▸ **EXERCISE MATERIALS**:
- - -
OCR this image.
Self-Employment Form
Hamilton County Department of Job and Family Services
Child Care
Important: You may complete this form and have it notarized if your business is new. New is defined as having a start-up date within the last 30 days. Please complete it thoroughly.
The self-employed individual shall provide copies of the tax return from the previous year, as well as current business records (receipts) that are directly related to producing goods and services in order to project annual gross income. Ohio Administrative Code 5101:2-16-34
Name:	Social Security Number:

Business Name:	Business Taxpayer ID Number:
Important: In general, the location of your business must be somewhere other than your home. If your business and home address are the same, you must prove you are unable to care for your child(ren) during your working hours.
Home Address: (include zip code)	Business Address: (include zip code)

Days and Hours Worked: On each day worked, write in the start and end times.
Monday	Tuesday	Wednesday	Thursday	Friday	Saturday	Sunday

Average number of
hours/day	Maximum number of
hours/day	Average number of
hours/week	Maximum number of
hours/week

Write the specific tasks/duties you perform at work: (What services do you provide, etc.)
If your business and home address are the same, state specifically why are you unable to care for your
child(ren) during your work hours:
- - -
▸ **AIM OF THE TASK**: Repeat the records above exactly.

▸ **EXPECTED ANSWER**:
OCR this image.
Self-Employment Form
Hamilton County Department of Job and Family Services
Child Care
Important: You may complete this form and have it notarized if your business is new. New is defined as having a start-up date within the last 30 days. Please complete it thoroughly.
The self-employed individual shall provide copies of the tax return from the previous year, as well as current business records (receipts) that are directly related to producing goods and services in order to project annual gross income. Ohio Administrative Code 5101:2-16-34
Name:	Social Security Number:

Business Name:	Business Taxpayer ID Number:
Important: In general, the location of your business must be somewhere other than your home. If your business and home address are the same, you must prove you are unable to care for your child(ren) during your working hours.
Home Address: (include zip code)	Business Address: (include zip code)

Days and Hours Worked: On each day worked, write in the start and end times.
Monday	Tuesday	Wednesday	Thursday	Friday	Saturday	Sunday

Average number of
hours/day	Maximum number of
hours/day	Average number of
hours/week	Maximum number of
hours/week

Write the specific tasks/duties you perform at work: (What services do you provide, etc.)
If your business and home address are the same, state specifically why are you unable to care for your
child(ren) during your work hours:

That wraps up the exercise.